## Text section
:::::

Laws must change to protect us

Andrew L. Urban.

If our existing laws can not protect us from harm, we must make new laws that can. Terrorists, even those known to law enforcement authorities, are able to strike at innocent citizens, whether in a cafe with a gun, on the street with a knife and a car full of explosives. How can we discourage them?

US Green Beret, Terry Schappert – Master Sergeant (ret) 82nd Airborne Division Special Forces, tells a compelling story on how democracies could better protect their citizens from terrorists.

Talking about home grown terrorists … sometimes you need to become what you aren’t to protect the future survival of what you actually are. That’s the principle behind self defence and also what is behind a lot of wars. I’ve spent a lot of my life (almost 25 years) in the Middle East. I’ve lived with Arabs. I’ve trained their soldiers, I’ve fought with them, bled with them, I’ve watched them die. I was a Green Beret medic; I’ve delivered their babies, I’ve pulled their teeth, I’ve inoculated their farm animals. You’ve got to understand them, how these folks think. They’re worried about their family, their clan and their tribe. They don’t have a national identity. That’s why it’s such a hard sell. And most Middle Eastern countries are either kingdoms or theocracies or dictatorships, because you have to crush them (clans & tribes) to hold them together.    

“Fast forward to the guys who are living here in the West … the killers, not the regular Islamic people. What do they care about? They hate the country they live in. What they care about is their family; they care about that group. So any time any of these guys does this (act of terrorism) their whole family should get picked up and deported, back to the country of their origin.

“I talked to my driver from the airport, he’s from Pakistan. I know a bit about Pakistan. We were talking about Pakistan in a friendly way, and I posited this to him, and he went: ‘hmm, that would work’.

“You take from them what they care about and it would slow them down, if not stop them…”

Writing in The Australian (12/1/18), the always intelligent Jennifer Oriel gets close to that core issue of jihadi loyalty – but misses the all important family connection: “The jihadi’s loyalty rests not with his nation or fellow citizens but the Muslim caliphate.” 

Oriel makes other points, most of which are valid. She begins with a dramatic line: Three little words stand between Islamic terrorists and Australian innocents: shoot to kill.”

She continues:

After Friday’s terrorist attack in Melbourne, it is clear we need more than words to protect us from the march of international jihad. We need a moratorium on immigration from Islamist states. We need to deport jihadis and their ­Islamist sympathisers before they attack. If jihadis and their apologists cannot be deported, they should be fitted with GPS trackers to prevent them from manifesting violent ideology.”

:::::

## Work order
According to the article on laws and terrorism, how long did Terry Schappert spend in the Middle East? The lines that come next are drawn from a different source.

:::::

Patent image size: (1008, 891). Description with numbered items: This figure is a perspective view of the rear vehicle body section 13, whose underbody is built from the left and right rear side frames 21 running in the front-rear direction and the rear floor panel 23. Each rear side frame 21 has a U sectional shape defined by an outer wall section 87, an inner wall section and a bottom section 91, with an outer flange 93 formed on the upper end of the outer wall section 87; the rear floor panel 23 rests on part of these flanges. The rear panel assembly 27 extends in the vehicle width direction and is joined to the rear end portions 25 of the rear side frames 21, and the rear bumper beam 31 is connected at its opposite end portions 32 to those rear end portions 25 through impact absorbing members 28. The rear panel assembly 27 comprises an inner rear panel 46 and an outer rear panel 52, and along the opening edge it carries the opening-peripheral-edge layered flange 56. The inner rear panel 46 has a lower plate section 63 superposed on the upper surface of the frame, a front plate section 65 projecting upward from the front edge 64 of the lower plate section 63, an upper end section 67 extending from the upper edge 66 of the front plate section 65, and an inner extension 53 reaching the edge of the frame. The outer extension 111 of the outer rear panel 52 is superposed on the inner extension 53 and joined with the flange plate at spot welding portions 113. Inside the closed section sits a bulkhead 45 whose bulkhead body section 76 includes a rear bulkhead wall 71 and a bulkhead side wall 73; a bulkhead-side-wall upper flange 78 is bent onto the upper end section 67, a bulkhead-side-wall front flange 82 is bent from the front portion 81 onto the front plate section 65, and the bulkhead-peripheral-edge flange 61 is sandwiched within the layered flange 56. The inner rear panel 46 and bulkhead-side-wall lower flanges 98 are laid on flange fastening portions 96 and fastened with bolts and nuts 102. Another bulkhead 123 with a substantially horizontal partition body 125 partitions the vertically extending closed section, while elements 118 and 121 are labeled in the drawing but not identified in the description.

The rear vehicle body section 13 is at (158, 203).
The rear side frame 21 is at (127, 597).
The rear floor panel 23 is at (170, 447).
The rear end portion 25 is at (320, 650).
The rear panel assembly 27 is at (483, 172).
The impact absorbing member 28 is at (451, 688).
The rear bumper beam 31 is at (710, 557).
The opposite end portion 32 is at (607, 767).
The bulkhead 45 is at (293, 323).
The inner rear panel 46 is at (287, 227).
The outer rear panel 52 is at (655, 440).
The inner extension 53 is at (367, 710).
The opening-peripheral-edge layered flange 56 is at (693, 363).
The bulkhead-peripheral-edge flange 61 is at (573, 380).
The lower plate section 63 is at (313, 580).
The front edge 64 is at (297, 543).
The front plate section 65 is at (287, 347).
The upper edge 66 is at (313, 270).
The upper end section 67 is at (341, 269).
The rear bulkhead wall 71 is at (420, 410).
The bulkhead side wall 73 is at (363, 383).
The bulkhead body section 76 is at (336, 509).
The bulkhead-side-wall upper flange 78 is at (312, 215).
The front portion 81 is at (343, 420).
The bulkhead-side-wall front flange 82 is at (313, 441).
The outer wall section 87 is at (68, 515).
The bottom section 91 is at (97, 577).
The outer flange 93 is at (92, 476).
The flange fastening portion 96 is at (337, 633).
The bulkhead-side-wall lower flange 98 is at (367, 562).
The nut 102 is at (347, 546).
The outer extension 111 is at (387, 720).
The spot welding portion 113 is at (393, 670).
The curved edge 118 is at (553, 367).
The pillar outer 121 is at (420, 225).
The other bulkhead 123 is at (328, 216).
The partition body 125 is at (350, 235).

:::::

## Result
Almost 25 years.